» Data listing
┄┄┄┄┄┄┄┄┄┄

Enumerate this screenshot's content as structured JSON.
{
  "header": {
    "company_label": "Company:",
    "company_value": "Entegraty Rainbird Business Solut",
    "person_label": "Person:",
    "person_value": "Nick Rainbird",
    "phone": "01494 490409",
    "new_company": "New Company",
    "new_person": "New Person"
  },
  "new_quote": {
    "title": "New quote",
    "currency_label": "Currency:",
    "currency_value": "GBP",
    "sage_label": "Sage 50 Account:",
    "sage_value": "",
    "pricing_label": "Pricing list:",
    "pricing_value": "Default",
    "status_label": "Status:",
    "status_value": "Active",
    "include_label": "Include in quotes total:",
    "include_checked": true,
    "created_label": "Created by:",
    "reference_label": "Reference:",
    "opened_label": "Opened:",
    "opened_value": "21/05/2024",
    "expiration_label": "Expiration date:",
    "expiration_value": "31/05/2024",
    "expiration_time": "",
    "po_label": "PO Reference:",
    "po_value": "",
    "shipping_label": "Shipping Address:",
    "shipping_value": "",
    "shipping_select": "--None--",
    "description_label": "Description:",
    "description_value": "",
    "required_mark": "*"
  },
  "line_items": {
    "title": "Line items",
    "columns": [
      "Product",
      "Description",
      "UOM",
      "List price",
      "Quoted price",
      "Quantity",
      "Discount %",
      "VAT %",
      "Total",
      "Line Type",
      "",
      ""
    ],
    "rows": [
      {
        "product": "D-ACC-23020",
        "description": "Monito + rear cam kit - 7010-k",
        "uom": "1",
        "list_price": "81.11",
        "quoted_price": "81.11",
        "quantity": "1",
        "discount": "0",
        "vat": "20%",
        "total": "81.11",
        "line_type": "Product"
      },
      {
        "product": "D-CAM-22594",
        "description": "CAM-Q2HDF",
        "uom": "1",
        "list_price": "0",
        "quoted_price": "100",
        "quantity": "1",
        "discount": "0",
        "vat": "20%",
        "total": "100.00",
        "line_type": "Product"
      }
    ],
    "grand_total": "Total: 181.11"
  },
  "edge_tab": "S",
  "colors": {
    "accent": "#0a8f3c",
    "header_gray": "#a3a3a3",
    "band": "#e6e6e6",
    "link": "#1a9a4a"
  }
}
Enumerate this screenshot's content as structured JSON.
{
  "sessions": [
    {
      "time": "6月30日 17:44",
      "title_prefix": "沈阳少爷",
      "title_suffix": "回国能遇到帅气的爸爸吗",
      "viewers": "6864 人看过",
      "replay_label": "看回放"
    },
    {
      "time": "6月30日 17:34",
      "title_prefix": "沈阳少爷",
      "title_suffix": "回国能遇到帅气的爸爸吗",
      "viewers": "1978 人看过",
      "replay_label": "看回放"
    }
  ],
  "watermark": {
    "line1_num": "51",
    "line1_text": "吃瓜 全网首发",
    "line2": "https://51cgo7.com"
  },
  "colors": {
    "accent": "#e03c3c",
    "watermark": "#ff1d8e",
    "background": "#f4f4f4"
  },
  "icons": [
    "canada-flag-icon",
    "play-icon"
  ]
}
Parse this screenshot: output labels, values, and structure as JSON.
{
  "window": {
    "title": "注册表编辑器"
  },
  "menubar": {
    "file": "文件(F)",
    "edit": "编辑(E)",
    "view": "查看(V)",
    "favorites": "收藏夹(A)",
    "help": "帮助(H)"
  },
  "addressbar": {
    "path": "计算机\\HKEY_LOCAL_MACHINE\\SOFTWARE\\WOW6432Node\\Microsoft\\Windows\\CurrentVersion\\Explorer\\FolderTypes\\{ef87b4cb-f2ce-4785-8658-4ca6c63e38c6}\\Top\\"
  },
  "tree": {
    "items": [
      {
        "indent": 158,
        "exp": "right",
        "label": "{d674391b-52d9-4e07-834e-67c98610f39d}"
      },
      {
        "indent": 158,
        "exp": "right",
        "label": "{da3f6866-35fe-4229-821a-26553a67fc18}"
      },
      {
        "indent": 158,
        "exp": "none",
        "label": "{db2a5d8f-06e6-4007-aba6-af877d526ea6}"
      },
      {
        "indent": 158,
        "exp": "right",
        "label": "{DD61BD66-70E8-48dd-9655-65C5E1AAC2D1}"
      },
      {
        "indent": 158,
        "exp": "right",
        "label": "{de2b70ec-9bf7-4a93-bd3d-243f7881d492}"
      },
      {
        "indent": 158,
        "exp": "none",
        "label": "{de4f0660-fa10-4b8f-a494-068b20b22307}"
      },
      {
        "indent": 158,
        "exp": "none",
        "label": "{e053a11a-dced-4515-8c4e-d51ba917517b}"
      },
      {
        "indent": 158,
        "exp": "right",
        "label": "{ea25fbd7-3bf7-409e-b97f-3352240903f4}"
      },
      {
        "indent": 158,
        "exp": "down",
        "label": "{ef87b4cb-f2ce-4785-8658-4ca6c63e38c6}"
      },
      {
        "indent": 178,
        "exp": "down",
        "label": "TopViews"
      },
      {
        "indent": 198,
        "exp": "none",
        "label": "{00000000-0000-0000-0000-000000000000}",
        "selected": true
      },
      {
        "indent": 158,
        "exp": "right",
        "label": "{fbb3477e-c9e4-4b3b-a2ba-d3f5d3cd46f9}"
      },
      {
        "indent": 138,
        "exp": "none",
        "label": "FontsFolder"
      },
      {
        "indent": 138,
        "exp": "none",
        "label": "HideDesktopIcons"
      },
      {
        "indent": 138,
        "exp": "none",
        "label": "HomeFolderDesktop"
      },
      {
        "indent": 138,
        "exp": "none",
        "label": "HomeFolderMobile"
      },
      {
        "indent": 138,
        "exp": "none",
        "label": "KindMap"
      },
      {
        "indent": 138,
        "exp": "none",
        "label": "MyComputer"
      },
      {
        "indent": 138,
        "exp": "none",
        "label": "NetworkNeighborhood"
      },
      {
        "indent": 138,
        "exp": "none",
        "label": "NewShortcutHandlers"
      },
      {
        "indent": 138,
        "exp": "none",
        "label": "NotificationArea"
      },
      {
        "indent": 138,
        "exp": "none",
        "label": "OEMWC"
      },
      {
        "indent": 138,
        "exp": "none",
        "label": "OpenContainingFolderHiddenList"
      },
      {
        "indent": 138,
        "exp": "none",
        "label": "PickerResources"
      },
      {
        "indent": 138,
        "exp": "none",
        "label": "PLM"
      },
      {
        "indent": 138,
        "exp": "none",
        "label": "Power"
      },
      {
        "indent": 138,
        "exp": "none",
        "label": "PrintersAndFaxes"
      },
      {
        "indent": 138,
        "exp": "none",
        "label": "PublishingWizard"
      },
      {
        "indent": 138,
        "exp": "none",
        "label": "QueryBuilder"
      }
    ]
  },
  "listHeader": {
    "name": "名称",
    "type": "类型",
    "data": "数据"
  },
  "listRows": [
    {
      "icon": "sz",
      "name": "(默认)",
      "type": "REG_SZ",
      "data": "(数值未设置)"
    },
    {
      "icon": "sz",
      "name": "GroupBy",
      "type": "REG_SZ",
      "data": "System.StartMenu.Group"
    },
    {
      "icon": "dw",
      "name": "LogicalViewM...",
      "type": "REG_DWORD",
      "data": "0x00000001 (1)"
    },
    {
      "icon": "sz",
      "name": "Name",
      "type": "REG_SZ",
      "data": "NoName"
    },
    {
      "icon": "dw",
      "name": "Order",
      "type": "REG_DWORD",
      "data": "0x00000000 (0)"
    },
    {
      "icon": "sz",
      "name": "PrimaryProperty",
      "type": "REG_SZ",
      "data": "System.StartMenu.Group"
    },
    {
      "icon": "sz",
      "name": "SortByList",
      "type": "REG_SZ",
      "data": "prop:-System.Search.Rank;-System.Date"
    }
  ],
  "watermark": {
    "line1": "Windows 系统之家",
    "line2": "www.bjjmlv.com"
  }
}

┄┄┄┄┄┄┄┄┄┄

» Required work
Work out how many lines of the listing above include "Reference". Answer with the number and nothing more.

» Full output
2